Listed records -
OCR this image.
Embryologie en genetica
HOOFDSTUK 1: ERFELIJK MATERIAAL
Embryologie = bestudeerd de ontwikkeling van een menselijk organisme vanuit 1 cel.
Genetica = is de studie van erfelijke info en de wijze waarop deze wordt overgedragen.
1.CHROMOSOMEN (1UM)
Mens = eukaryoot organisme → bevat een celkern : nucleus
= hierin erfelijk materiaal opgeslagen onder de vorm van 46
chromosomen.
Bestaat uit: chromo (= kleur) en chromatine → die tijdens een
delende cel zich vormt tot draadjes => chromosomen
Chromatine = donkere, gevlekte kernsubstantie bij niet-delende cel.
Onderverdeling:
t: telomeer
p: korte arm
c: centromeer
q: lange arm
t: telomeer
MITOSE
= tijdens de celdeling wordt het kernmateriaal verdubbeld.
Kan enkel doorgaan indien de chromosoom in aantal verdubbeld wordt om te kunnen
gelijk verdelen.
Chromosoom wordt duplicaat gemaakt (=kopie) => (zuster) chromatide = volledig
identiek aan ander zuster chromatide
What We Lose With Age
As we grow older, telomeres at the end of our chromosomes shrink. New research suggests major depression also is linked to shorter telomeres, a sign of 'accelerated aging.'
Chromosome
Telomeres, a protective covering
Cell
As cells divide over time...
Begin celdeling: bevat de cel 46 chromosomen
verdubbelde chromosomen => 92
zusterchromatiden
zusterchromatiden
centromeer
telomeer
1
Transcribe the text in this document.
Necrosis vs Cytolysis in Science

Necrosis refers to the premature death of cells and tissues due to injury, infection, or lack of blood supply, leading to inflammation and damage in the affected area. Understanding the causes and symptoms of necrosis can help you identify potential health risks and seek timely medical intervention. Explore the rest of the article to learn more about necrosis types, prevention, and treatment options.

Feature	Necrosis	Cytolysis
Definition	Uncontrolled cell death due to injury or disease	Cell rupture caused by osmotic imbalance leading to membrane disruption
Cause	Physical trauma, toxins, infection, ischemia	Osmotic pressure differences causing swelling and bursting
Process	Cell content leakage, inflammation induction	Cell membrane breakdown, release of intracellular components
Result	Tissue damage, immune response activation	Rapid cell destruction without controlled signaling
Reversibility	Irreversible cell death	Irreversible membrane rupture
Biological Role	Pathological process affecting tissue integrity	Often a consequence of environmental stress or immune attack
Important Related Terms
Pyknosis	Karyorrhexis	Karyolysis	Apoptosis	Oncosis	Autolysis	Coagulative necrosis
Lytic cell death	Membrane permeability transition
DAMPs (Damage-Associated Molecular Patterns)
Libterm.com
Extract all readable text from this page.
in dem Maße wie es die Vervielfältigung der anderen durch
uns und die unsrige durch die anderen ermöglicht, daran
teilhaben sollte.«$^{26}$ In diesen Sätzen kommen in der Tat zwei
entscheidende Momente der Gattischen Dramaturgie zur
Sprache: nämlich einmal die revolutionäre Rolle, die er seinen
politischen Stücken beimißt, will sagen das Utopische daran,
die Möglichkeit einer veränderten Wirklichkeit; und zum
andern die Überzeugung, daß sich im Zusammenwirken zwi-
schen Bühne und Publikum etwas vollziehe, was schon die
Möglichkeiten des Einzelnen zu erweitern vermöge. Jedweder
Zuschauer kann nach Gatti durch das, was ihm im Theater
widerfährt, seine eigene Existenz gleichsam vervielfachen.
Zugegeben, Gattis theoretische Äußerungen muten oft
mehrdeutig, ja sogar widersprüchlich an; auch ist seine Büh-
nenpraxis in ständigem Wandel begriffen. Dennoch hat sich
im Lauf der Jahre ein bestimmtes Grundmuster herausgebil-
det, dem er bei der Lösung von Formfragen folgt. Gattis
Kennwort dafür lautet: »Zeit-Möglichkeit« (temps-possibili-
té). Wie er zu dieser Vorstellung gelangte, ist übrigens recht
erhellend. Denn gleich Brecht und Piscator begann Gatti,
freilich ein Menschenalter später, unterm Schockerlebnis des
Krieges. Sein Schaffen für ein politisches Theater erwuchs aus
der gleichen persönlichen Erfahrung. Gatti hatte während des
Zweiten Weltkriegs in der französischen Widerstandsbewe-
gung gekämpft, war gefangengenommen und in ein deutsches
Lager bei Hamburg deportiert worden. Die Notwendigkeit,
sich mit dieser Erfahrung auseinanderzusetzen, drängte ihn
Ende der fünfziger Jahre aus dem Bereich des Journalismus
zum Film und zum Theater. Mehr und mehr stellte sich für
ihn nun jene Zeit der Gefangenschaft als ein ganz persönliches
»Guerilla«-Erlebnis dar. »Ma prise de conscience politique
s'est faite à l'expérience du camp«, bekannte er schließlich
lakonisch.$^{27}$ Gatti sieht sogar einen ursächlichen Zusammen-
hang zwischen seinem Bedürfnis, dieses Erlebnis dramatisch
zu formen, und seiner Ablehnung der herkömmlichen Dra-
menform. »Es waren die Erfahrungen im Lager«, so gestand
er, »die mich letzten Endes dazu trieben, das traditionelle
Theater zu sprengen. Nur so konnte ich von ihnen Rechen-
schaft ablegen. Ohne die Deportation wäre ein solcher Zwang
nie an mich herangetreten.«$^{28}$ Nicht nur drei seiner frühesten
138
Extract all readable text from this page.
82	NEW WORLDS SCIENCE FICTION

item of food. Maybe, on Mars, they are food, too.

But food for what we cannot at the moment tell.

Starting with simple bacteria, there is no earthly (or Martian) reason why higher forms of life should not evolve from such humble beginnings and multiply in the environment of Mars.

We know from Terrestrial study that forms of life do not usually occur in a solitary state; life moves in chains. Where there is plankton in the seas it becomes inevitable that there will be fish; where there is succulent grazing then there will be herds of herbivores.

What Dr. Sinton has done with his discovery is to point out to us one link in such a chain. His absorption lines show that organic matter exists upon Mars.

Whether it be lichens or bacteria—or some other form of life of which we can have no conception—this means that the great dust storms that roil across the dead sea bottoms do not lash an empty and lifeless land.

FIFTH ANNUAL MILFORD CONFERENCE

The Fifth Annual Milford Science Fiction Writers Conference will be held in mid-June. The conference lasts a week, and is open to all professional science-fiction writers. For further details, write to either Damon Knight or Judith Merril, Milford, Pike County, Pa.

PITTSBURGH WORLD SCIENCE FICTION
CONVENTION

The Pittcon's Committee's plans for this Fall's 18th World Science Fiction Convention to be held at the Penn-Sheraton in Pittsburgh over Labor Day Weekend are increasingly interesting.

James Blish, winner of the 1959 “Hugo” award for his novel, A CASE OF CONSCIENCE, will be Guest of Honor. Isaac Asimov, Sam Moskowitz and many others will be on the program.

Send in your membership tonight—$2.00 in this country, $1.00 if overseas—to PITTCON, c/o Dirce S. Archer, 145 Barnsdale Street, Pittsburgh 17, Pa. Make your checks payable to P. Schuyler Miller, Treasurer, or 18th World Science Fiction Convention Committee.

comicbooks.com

What to work on -
The entries above are to be transcribed in full and without error.

Expected output -
OCR this image.
Embryologie en genetica
HOOFDSTUK 1: ERFELIJK MATERIAAL
Embryologie = bestudeerd de ontwikkeling van een menselijk organisme vanuit 1 cel.
Genetica = is de studie van erfelijke info en de wijze waarop deze wordt overgedragen.
1.CHROMOSOMEN (1UM)
Mens = eukaryoot organisme → bevat een celkern : nucleus
= hierin erfelijk materiaal opgeslagen onder de vorm van 46
chromosomen.
Bestaat uit: chromo (= kleur) en chromatine → die tijdens een
delende cel zich vormt tot draadjes => chromosomen
Chromatine = donkere, gevlekte kernsubstantie bij niet-delende cel.
Onderverdeling:
t: telomeer
p: korte arm
c: centromeer
q: lange arm
t: telomeer
MITOSE
= tijdens de celdeling wordt het kernmateriaal verdubbeld.
Kan enkel doorgaan indien de chromosoom in aantal verdubbeld wordt om te kunnen
gelijk verdelen.
Chromosoom wordt duplicaat gemaakt (=kopie) => (zuster) chromatide = volledig
identiek aan ander zuster chromatide
What We Lose With Age
As we grow older, telomeres at the end of our chromosomes shrink. New research suggests major depression also is linked to shorter telomeres, a sign of 'accelerated aging.'
Chromosome
Telomeres, a protective covering
Cell
As cells divide over time...
Begin celdeling: bevat de cel 46 chromosomen
verdubbelde chromosomen => 92
zusterchromatiden
zusterchromatiden
centromeer
telomeer
1
Transcribe the text in this document.
Necrosis vs Cytolysis in Science

Necrosis refers to the premature death of cells and tissues due to injury, infection, or lack of blood supply, leading to inflammation and damage in the affected area. Understanding the causes and symptoms of necrosis can help you identify potential health risks and seek timely medical intervention. Explore the rest of the article to learn more about necrosis types, prevention, and treatment options.

Feature	Necrosis	Cytolysis
Definition	Uncontrolled cell death due to injury or disease	Cell rupture caused by osmotic imbalance leading to membrane disruption
Cause	Physical trauma, toxins, infection, ischemia	Osmotic pressure differences causing swelling and bursting
Process	Cell content leakage, inflammation induction	Cell membrane breakdown, release of intracellular components
Result	Tissue damage, immune response activation	Rapid cell destruction without controlled signaling
Reversibility	Irreversible cell death	Irreversible membrane rupture
Biological Role	Pathological process affecting tissue integrity	Often a consequence of environmental stress or immune attack
Important Related Terms
Pyknosis	Karyorrhexis	Karyolysis	Apoptosis	Oncosis	Autolysis	Coagulative necrosis
Lytic cell death	Membrane permeability transition
DAMPs (Damage-Associated Molecular Patterns)
Libterm.com
Extract all readable text from this page.
in dem Maße wie es die Vervielfältigung der anderen durch
uns und die unsrige durch die anderen ermöglicht, daran
teilhaben sollte.«$^{26}$ In diesen Sätzen kommen in der Tat zwei
entscheidende Momente der Gattischen Dramaturgie zur
Sprache: nämlich einmal die revolutionäre Rolle, die er seinen
politischen Stücken beimißt, will sagen das Utopische daran,
die Möglichkeit einer veränderten Wirklichkeit; und zum
andern die Überzeugung, daß sich im Zusammenwirken zwi-
schen Bühne und Publikum etwas vollziehe, was schon die
Möglichkeiten des Einzelnen zu erweitern vermöge. Jedweder
Zuschauer kann nach Gatti durch das, was ihm im Theater
widerfährt, seine eigene Existenz gleichsam vervielfachen.
Zugegeben, Gattis theoretische Äußerungen muten oft
mehrdeutig, ja sogar widersprüchlich an; auch ist seine Büh-
nenpraxis in ständigem Wandel begriffen. Dennoch hat sich
im Lauf der Jahre ein bestimmtes Grundmuster herausgebil-
det, dem er bei der Lösung von Formfragen folgt. Gattis
Kennwort dafür lautet: »Zeit-Möglichkeit« (temps-possibili-
té). Wie er zu dieser Vorstellung gelangte, ist übrigens recht
erhellend. Denn gleich Brecht und Piscator begann Gatti,
freilich ein Menschenalter später, unterm Schockerlebnis des
Krieges. Sein Schaffen für ein politisches Theater erwuchs aus
der gleichen persönlichen Erfahrung. Gatti hatte während des
Zweiten Weltkriegs in der französischen Widerstandsbewe-
gung gekämpft, war gefangengenommen und in ein deutsches
Lager bei Hamburg deportiert worden. Die Notwendigkeit,
sich mit dieser Erfahrung auseinanderzusetzen, drängte ihn
Ende der fünfziger Jahre aus dem Bereich des Journalismus
zum Film und zum Theater. Mehr und mehr stellte sich für
ihn nun jene Zeit der Gefangenschaft als ein ganz persönliches
»Guerilla«-Erlebnis dar. »Ma prise de conscience politique
s'est faite à l'expérience du camp«, bekannte er schließlich
lakonisch.$^{27}$ Gatti sieht sogar einen ursächlichen Zusammen-
hang zwischen seinem Bedürfnis, dieses Erlebnis dramatisch
zu formen, und seiner Ablehnung der herkömmlichen Dra-
menform. »Es waren die Erfahrungen im Lager«, so gestand
er, »die mich letzten Endes dazu trieben, das traditionelle
Theater zu sprengen. Nur so konnte ich von ihnen Rechen-
schaft ablegen. Ohne die Deportation wäre ein solcher Zwang
nie an mich herangetreten.«$^{28}$ Nicht nur drei seiner frühesten
138
Extract all readable text from this page.
82	NEW WORLDS SCIENCE FICTION

item of food. Maybe, on Mars, they are food, too.

But food for what we cannot at the moment tell.

Starting with simple bacteria, there is no earthly (or Martian) reason why higher forms of life should not evolve from such humble beginnings and multiply in the environment of Mars.

We know from Terrestrial study that forms of life do not usually occur in a solitary state; life moves in chains. Where there is plankton in the seas it becomes inevitable that there will be fish; where there is succulent grazing then there will be herds of herbivores.

What Dr. Sinton has done with his discovery is to point out to us one link in such a chain. His absorption lines show that organic matter exists upon Mars.

Whether it be lichens or bacteria—or some other form of life of which we can have no conception—this means that the great dust storms that roil across the dead sea bottoms do not lash an empty and lifeless land.

FIFTH ANNUAL MILFORD CONFERENCE

The Fifth Annual Milford Science Fiction Writers Conference will be held in mid-June. The conference lasts a week, and is open to all professional science-fiction writers. For further details, write to either Damon Knight or Judith Merril, Milford, Pike County, Pa.

PITTSBURGH WORLD SCIENCE FICTION
CONVENTION

The Pittcon's Committee's plans for this Fall's 18th World Science Fiction Convention to be held at the Penn-Sheraton in Pittsburgh over Labor Day Weekend are increasingly interesting.

James Blish, winner of the 1959 “Hugo” award for his novel, A CASE OF CONSCIENCE, will be Guest of Honor. Isaac Asimov, Sam Moskowitz and many others will be on the program.

Send in your membership tonight—$2.00 in this country, $1.00 if overseas—to PITTCON, c/o Dirce S. Archer, 145 Barnsdale Street, Pittsburgh 17, Pa. Make your checks payable to P. Schuyler Miller, Treasurer, or 18th World Science Fiction Convention Committee.

comicbooks.com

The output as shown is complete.